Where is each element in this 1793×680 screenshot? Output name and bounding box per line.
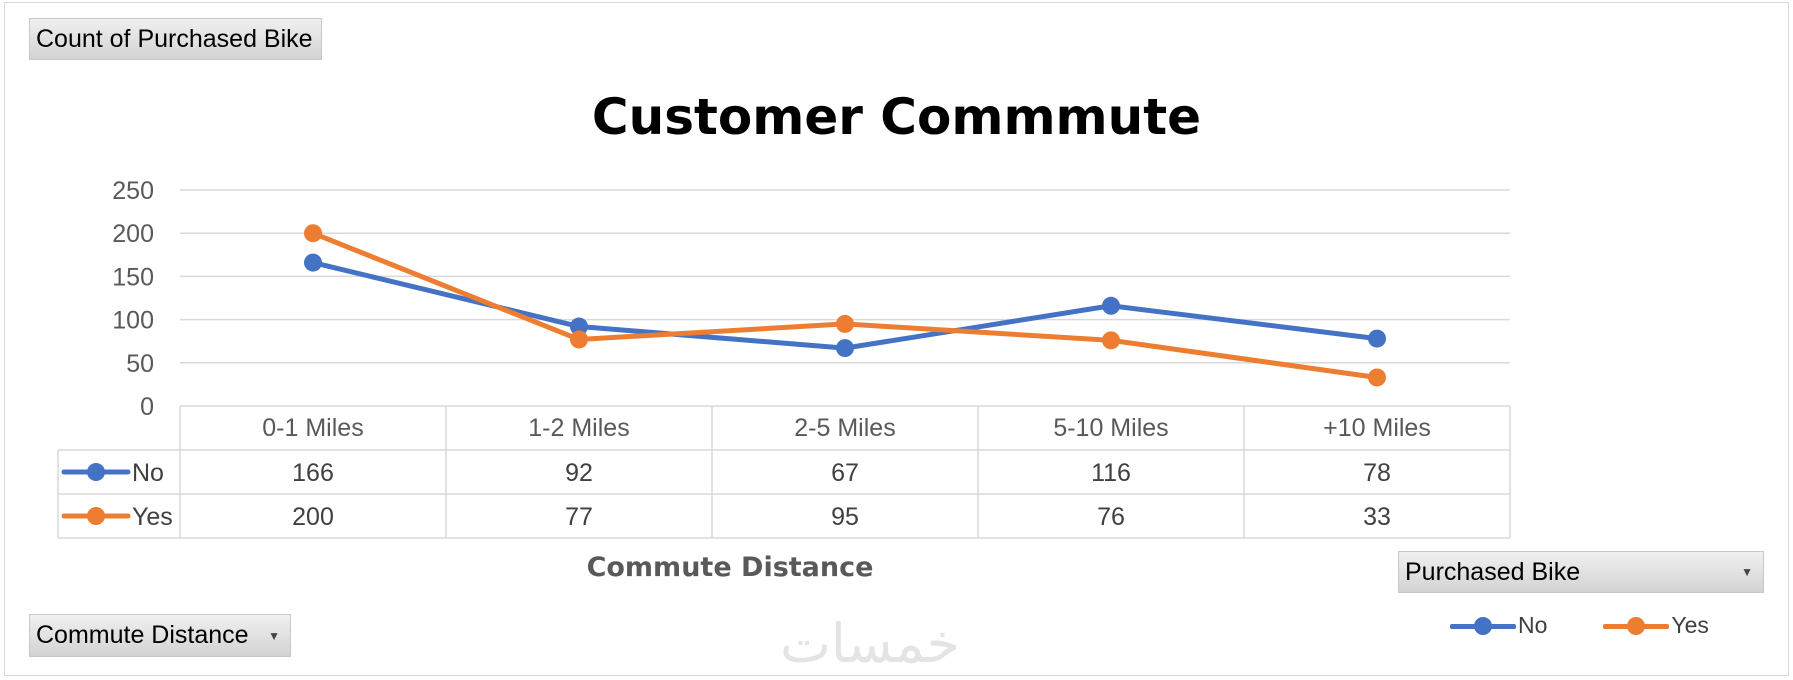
axis-field-button[interactable]: Commute Distance ▼ <box>29 614 291 657</box>
legend-field-button[interactable]: Purchased Bike ▼ <box>1398 551 1764 593</box>
table-legend-marker-yes <box>87 507 105 525</box>
data-point <box>570 330 588 349</box>
table-legend-marker-no <box>87 463 105 481</box>
legend-field-label: Purchased Bike <box>1405 557 1581 586</box>
legend-marker-yes <box>1603 616 1670 636</box>
y-tick-label: 250 <box>112 177 154 205</box>
legend-marker-no <box>1450 616 1516 636</box>
series-line-no <box>310 260 1380 351</box>
data-point <box>304 253 322 272</box>
dropdown-arrow-icon[interactable]: ▼ <box>268 628 280 643</box>
legend-label-no: No <box>1518 612 1548 638</box>
data-point <box>1368 368 1386 387</box>
table-cell: 67 <box>831 459 859 487</box>
table-cell: 33 <box>1363 503 1391 531</box>
table-cell: 200 <box>292 503 334 531</box>
x-tick-label: +10 Miles <box>1323 414 1431 442</box>
chart-title: Customer Commmute <box>591 88 1202 146</box>
data-point <box>304 224 322 243</box>
value-field-label: Count of Purchased Bike <box>36 24 313 53</box>
data-point <box>836 314 854 333</box>
x-axis-title: Commute Distance <box>586 552 874 583</box>
legend-item-no[interactable]: No <box>1450 612 1547 639</box>
y-tick-label: 100 <box>112 307 154 335</box>
table-cell: 78 <box>1363 459 1391 487</box>
chart-area <box>4 2 1789 676</box>
value-field-button[interactable]: Count of Purchased Bike <box>29 18 322 60</box>
y-tick-label: 150 <box>112 263 154 291</box>
y-tick-label: 200 <box>112 220 154 248</box>
x-tick-label: 1-2 Miles <box>528 414 629 442</box>
data-point <box>836 339 854 358</box>
watermark-logo: خمسات <box>780 612 961 675</box>
table-series-label-yes: Yes <box>132 503 173 531</box>
chart-legend: No Yes <box>1450 612 1709 639</box>
x-tick-label: 0-1 Miles <box>262 414 363 442</box>
table-series-label-no: No <box>132 459 164 487</box>
x-tick-label: 5-10 Miles <box>1053 414 1168 442</box>
y-tick-label: 0 <box>140 393 154 421</box>
legend-label-yes: Yes <box>1671 612 1709 638</box>
table-cell: 92 <box>565 459 593 487</box>
data-point <box>1102 296 1120 315</box>
data-point <box>1368 329 1386 348</box>
data-point <box>1102 331 1120 350</box>
y-tick-label: 50 <box>126 350 154 378</box>
table-cell: 116 <box>1091 459 1131 487</box>
table-cell: 76 <box>1097 503 1125 531</box>
legend-item-yes[interactable]: Yes <box>1603 612 1709 639</box>
dropdown-arrow-icon[interactable]: ▼ <box>1741 565 1753 579</box>
x-tick-label: 2-5 Miles <box>794 414 895 442</box>
table-cell: 95 <box>831 503 859 531</box>
table-cell: 166 <box>292 459 334 487</box>
axis-field-label: Commute Distance <box>36 621 249 649</box>
table-cell: 77 <box>565 503 593 531</box>
data-point <box>570 317 588 336</box>
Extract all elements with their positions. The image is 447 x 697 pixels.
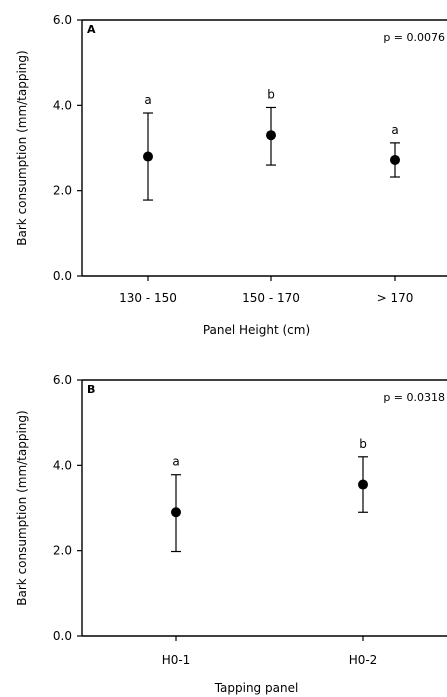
data-point [266, 130, 276, 141]
x-axis-title: Tapping panel [214, 681, 299, 695]
y-tick-label: 4.0 [53, 458, 72, 472]
x-tick-label: H0-1 [162, 653, 191, 667]
y-tick-label: 2.0 [53, 544, 72, 558]
panel-b-chart: 0.0 2.0 4.0 6.0 H0-1 H0-2 a b Bp = 0.0318 Tapping… [15, 373, 447, 695]
significance-letter: a [172, 455, 179, 469]
data-point [171, 507, 181, 518]
data-point [143, 151, 153, 162]
data-point [390, 154, 400, 165]
significance-letter: b [267, 87, 275, 101]
panel-label: B [87, 383, 95, 396]
panel-label: A [87, 23, 96, 36]
significance-letter: a [391, 123, 398, 137]
data-point [358, 479, 368, 490]
x-tick-label: > 170 [377, 291, 414, 305]
x-tick-label: 130 - 150 [119, 291, 177, 305]
significance-letter: a [144, 93, 151, 107]
y-axis-title: Bark consumption (mm/tapping) [15, 50, 29, 245]
x-tick-label: 150 - 170 [242, 291, 300, 305]
y-axis-title: Bark consumption (mm/tapping) [15, 410, 29, 605]
y-tick-label: 2.0 [53, 184, 72, 198]
y-tick-label: 4.0 [53, 98, 72, 112]
y-tick-label: 6.0 [53, 13, 72, 27]
x-axis-title: Panel Height (cm) [203, 323, 310, 337]
y-tick-label: 0.0 [53, 269, 72, 283]
y-tick-label: 0.0 [53, 629, 72, 643]
y-tick-label: 6.0 [53, 373, 72, 387]
p-value-label: p = 0.0076 [383, 31, 445, 44]
significance-letter: b [359, 437, 367, 451]
p-value-label: p = 0.0318 [383, 391, 445, 404]
panel-a-chart: 0.0 2.0 4.0 6.0 130 - 150 150 - 170 > 170 a b a Ap… [15, 13, 447, 337]
x-tick-label: H0-2 [349, 653, 378, 667]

▬▬▬

- _The problem_:
Please retype every item above word for word, leaving out the pictures.

- _Exercise output_:
Where is each element in this 1793×680 screenshot? Output name and bounding box per line.
axis-field-button[interactable]: Commute Distance ▼ <box>29 614 291 657</box>
legend-field-button[interactable]: Purchased Bike ▼ <box>1398 551 1764 593</box>
table-legend-marker-yes <box>87 507 105 525</box>
data-point <box>570 330 588 349</box>
table-legend-marker-no <box>87 463 105 481</box>
legend-field-label: Purchased Bike <box>1405 557 1581 586</box>
legend-marker-yes <box>1603 616 1670 636</box>
y-tick-label: 250 <box>112 177 154 205</box>
legend-marker-no <box>1450 616 1516 636</box>
series-line-no <box>310 260 1380 351</box>
data-point <box>304 253 322 272</box>
dropdown-arrow-icon[interactable]: ▼ <box>268 628 280 643</box>
legend-label-no: No <box>1518 612 1548 638</box>
data-point <box>1368 368 1386 387</box>
table-cell: 67 <box>831 459 859 487</box>
table-cell: 33 <box>1363 503 1391 531</box>
table-cell: 200 <box>292 503 334 531</box>
x-tick-label: +10 Miles <box>1323 414 1431 442</box>
chart-title: Customer Commmute <box>591 88 1202 146</box>
data-point <box>304 224 322 243</box>
value-field-label: Count of Purchased Bike <box>36 24 313 53</box>
data-point <box>836 314 854 333</box>
x-axis-title: Commute Distance <box>586 552 874 583</box>
legend-item-no[interactable]: No <box>1450 612 1547 639</box>
y-tick-label: 100 <box>112 307 154 335</box>
table-cell: 78 <box>1363 459 1391 487</box>
chart-area <box>4 2 1789 676</box>
value-field-button[interactable]: Count of Purchased Bike <box>29 18 322 60</box>
y-tick-label: 150 <box>112 263 154 291</box>
y-tick-label: 200 <box>112 220 154 248</box>
x-tick-label: 1-2 Miles <box>528 414 629 442</box>
data-point <box>836 339 854 358</box>
watermark-logo: خمسات <box>780 612 961 675</box>
table-series-label-yes: Yes <box>132 503 173 531</box>
chart-legend: No Yes <box>1450 612 1709 639</box>
x-tick-label: 0-1 Miles <box>262 414 363 442</box>
table-series-label-no: No <box>132 459 164 487</box>
x-tick-label: 5-10 Miles <box>1053 414 1168 442</box>
y-tick-label: 0 <box>140 393 154 421</box>
legend-label-yes: Yes <box>1671 612 1709 638</box>
table-cell: 92 <box>565 459 593 487</box>
data-point <box>1102 296 1120 315</box>
data-point <box>1368 329 1386 348</box>
data-point <box>1102 331 1120 350</box>
y-tick-label: 50 <box>126 350 154 378</box>
table-cell: 116 <box>1091 459 1131 487</box>
table-cell: 76 <box>1097 503 1125 531</box>
legend-item-yes[interactable]: Yes <box>1603 612 1709 639</box>
dropdown-arrow-icon[interactable]: ▼ <box>1741 565 1753 579</box>
x-tick-label: 2-5 Miles <box>794 414 895 442</box>
table-cell: 95 <box>831 503 859 531</box>
table-cell: 166 <box>292 459 334 487</box>
axis-field-label: Commute Distance <box>36 621 249 649</box>
table-cell: 77 <box>565 503 593 531</box>
data-point <box>570 317 588 336</box>
Extract all elements with their positions. The image is 447 x 697 pixels.
data-point [266, 130, 276, 141]
x-axis-title: Tapping panel [214, 681, 299, 695]
y-tick-label: 4.0 [53, 458, 72, 472]
x-tick-label: H0-1 [162, 653, 191, 667]
y-tick-label: 2.0 [53, 544, 72, 558]
panel-b-chart: 0.0 2.0 4.0 6.0 H0-1 H0-2 a b Bp = 0.0318 Tapping… [15, 373, 447, 695]
significance-letter: a [172, 455, 179, 469]
data-point [171, 507, 181, 518]
data-point [143, 151, 153, 162]
data-point [390, 154, 400, 165]
significance-letter: b [267, 87, 275, 101]
panel-label: B [87, 383, 95, 396]
panel-label: A [87, 23, 96, 36]
significance-letter: a [391, 123, 398, 137]
data-point [358, 479, 368, 490]
x-tick-label: > 170 [377, 291, 414, 305]
x-tick-label: 130 - 150 [119, 291, 177, 305]
significance-letter: a [144, 93, 151, 107]
y-axis-title: Bark consumption (mm/tapping) [15, 50, 29, 245]
x-tick-label: 150 - 170 [242, 291, 300, 305]
y-axis-title: Bark consumption (mm/tapping) [15, 410, 29, 605]
y-tick-label: 2.0 [53, 184, 72, 198]
y-tick-label: 4.0 [53, 98, 72, 112]
y-tick-label: 6.0 [53, 13, 72, 27]
x-axis-title: Panel Height (cm) [203, 323, 310, 337]
y-tick-label: 0.0 [53, 269, 72, 283]
y-tick-label: 0.0 [53, 629, 72, 643]
y-tick-label: 6.0 [53, 373, 72, 387]
p-value-label: p = 0.0076 [383, 31, 445, 44]
significance-letter: b [359, 437, 367, 451]
p-value-label: p = 0.0318 [383, 391, 445, 404]
panel-a-chart: 0.0 2.0 4.0 6.0 130 - 150 150 - 170 > 170 a b a Ap… [15, 13, 447, 337]
x-tick-label: H0-2 [349, 653, 378, 667]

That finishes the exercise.